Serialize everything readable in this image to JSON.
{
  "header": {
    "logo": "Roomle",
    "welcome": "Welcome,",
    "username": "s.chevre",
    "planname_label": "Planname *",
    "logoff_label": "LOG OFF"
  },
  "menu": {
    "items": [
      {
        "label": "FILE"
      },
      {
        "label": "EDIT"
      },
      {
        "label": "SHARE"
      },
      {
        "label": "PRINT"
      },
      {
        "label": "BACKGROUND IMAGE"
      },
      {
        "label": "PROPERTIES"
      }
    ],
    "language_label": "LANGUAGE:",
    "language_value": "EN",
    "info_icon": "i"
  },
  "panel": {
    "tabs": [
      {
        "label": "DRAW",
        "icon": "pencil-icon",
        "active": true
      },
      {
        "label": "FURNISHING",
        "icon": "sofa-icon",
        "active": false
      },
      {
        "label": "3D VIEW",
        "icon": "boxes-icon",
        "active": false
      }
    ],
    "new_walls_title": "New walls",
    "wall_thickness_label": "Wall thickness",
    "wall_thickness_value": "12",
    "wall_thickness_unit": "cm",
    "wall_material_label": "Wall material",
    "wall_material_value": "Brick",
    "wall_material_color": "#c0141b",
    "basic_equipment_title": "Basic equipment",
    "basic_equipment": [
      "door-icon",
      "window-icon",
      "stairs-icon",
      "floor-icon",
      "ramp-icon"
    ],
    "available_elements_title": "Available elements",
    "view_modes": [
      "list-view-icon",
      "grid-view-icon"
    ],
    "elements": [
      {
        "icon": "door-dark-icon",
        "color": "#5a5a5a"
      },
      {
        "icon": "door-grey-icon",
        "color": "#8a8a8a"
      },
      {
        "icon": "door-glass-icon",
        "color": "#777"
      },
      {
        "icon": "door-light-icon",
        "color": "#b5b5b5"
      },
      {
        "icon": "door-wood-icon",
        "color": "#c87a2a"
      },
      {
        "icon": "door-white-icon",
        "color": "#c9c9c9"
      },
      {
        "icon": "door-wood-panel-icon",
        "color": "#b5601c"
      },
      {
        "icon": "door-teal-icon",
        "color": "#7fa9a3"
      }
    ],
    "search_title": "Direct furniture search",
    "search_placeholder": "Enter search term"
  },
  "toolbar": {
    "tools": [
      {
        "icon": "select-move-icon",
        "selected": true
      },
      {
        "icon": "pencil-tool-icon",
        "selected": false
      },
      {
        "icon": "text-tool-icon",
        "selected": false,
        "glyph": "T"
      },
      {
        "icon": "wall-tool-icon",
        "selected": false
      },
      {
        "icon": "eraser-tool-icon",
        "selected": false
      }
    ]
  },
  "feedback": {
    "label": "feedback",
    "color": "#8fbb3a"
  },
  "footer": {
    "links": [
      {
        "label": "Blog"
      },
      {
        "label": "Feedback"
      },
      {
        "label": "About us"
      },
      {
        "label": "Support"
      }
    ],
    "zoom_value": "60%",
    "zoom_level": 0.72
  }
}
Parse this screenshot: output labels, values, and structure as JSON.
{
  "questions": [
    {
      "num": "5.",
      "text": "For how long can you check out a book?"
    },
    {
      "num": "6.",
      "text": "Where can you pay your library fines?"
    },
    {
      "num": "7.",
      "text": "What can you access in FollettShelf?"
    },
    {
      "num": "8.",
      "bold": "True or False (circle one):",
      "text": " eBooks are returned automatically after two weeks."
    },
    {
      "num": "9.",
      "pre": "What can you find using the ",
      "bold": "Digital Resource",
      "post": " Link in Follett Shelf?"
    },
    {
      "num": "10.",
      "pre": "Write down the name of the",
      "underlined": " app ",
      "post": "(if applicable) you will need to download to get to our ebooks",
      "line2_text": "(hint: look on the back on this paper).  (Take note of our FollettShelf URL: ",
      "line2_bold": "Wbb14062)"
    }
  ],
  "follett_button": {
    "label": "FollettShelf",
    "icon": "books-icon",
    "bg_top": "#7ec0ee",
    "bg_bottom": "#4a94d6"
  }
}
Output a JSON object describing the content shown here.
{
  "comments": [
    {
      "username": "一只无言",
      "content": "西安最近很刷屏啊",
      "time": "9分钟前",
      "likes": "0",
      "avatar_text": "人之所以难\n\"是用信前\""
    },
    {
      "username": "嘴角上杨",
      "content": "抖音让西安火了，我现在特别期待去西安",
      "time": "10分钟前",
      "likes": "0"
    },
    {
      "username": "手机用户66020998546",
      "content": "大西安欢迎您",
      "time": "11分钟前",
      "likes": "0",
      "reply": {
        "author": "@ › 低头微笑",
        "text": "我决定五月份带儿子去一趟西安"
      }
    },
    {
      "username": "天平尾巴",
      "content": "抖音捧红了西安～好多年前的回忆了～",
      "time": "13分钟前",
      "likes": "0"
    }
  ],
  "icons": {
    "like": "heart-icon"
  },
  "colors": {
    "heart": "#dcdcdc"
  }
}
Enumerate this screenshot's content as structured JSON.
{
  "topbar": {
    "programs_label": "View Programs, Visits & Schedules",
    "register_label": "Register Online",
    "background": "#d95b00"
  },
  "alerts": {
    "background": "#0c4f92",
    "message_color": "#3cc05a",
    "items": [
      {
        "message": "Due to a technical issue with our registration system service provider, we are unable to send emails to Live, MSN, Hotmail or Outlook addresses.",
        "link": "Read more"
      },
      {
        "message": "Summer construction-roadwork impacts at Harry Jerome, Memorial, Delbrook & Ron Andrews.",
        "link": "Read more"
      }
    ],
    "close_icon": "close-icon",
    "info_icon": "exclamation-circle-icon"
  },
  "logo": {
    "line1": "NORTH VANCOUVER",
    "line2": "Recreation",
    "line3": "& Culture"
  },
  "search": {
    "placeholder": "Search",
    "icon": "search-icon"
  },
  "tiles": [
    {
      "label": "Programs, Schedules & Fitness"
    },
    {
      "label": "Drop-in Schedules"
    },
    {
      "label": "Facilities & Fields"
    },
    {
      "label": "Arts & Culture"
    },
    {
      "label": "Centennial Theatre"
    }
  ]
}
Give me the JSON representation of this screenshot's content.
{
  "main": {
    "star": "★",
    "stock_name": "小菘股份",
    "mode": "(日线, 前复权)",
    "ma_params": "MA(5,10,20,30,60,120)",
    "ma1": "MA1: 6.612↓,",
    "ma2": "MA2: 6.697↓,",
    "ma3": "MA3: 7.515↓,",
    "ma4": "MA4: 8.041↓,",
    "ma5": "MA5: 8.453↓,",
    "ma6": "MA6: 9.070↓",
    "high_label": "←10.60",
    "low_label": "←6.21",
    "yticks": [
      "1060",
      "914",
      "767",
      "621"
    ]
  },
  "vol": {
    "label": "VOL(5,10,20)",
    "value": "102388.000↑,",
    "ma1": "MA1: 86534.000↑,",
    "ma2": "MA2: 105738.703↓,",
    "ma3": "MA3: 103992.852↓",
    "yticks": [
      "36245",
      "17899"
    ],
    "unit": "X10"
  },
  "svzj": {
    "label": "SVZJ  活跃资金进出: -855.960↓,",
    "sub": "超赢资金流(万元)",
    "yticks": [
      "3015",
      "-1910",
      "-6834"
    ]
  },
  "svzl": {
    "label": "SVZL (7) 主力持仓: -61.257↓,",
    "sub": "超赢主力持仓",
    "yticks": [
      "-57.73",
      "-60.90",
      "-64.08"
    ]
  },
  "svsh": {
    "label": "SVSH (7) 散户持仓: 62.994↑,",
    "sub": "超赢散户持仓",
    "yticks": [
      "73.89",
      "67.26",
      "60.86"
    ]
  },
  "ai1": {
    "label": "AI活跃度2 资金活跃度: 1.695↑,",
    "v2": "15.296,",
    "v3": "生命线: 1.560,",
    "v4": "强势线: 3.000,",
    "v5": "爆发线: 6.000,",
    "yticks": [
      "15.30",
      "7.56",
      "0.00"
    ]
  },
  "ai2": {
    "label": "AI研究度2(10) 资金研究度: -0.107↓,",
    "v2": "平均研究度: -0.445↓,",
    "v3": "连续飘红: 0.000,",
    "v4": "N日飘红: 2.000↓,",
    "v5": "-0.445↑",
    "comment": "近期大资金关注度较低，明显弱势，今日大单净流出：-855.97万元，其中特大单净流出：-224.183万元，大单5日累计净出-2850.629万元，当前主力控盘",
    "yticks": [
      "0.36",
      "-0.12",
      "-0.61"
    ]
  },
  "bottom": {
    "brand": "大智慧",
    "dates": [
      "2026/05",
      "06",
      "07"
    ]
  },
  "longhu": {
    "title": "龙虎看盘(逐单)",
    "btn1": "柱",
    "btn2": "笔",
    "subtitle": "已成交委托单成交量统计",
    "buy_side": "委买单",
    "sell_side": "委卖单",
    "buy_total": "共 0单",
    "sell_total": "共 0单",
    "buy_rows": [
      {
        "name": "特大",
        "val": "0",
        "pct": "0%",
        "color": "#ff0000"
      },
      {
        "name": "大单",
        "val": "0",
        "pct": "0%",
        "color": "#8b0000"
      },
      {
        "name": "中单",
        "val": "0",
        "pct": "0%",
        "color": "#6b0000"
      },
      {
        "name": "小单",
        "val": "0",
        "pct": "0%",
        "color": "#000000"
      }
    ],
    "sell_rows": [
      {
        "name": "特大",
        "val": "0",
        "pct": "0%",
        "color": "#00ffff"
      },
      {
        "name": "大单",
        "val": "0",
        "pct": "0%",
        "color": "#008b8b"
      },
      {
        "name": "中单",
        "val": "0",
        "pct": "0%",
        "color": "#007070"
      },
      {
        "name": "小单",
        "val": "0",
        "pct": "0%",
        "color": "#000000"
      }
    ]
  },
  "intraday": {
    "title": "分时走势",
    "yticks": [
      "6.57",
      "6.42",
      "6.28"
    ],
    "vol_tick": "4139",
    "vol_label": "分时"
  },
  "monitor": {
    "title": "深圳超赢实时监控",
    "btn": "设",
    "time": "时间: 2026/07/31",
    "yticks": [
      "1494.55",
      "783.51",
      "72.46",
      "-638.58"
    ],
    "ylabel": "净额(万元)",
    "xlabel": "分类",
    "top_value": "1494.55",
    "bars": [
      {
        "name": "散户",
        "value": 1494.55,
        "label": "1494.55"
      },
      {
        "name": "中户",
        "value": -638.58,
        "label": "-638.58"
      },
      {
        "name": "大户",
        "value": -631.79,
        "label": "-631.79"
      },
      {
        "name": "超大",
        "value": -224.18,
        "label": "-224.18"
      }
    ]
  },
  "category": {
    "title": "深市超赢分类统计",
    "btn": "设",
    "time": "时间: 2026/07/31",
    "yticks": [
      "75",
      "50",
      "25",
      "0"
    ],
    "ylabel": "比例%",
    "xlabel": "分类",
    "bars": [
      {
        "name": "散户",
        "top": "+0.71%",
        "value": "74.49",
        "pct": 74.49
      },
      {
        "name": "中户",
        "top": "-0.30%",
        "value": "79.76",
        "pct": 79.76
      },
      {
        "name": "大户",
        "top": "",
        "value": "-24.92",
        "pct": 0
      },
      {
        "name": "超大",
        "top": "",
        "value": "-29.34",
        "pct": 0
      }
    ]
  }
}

###

SET EXERCISE
Count the lines above that contain the word "screenshot", and give only that number.

OUTPUT BELOW
3